*THE PROBLEM*
Return each line containing "alpha".

*ENTRIES*
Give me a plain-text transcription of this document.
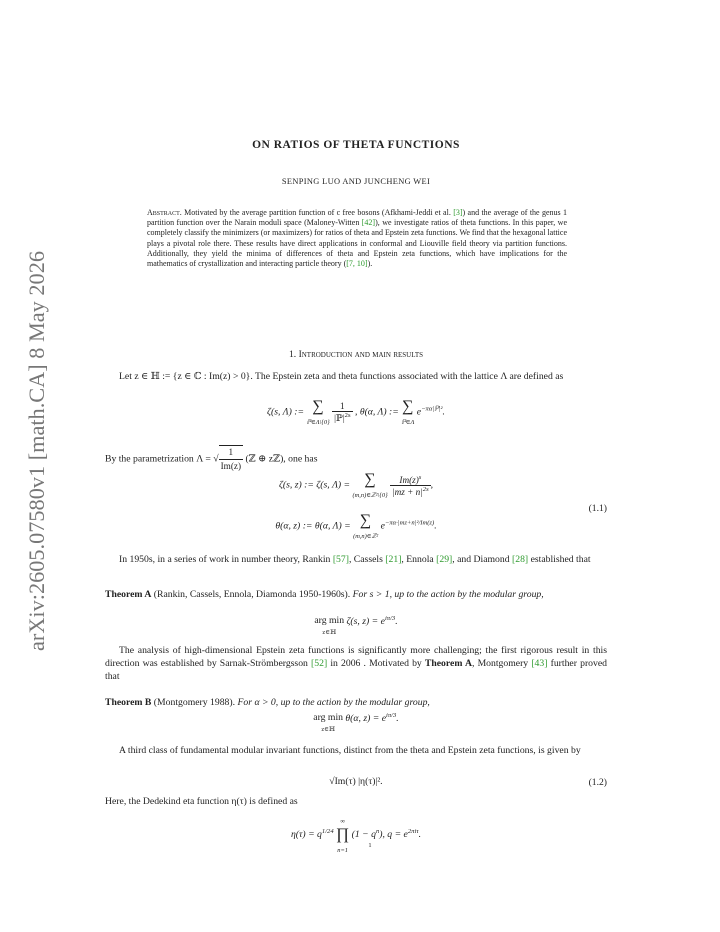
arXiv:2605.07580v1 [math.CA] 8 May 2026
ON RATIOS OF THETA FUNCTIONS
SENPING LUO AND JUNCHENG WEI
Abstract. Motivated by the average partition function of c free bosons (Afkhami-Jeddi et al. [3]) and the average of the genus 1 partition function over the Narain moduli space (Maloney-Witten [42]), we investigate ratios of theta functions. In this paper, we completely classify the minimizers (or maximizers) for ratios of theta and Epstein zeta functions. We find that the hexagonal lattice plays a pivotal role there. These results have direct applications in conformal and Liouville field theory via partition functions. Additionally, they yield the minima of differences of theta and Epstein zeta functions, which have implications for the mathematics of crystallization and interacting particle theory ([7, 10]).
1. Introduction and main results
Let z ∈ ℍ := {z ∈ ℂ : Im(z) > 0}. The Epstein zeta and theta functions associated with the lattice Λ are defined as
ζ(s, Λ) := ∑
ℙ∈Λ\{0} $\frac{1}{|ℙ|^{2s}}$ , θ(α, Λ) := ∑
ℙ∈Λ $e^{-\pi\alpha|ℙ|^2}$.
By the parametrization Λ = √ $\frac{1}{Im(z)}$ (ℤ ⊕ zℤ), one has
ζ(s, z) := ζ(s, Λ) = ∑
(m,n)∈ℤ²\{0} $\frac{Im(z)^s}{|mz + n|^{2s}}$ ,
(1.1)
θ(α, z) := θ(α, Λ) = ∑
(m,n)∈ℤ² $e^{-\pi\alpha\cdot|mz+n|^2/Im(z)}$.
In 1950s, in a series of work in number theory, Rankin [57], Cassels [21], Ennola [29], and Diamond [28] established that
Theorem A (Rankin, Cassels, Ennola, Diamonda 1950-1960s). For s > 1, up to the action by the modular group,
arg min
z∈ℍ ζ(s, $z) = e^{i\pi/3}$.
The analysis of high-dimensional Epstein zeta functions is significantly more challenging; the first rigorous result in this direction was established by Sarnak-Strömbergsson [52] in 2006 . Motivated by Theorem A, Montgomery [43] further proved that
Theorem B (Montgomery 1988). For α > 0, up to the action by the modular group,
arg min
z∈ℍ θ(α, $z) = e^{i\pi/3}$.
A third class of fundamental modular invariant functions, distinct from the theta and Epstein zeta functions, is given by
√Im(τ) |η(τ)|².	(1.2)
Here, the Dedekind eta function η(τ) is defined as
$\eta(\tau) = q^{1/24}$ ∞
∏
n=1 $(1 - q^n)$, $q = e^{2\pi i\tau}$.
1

*ANSWER TO THIS TASK*
ℙ∈Λ $e^{-\pi\alpha|ℙ|^2}$.
(m,n)∈ℤ² $e^{-\pi\alpha\cdot|mz+n|^2/Im(z)}$.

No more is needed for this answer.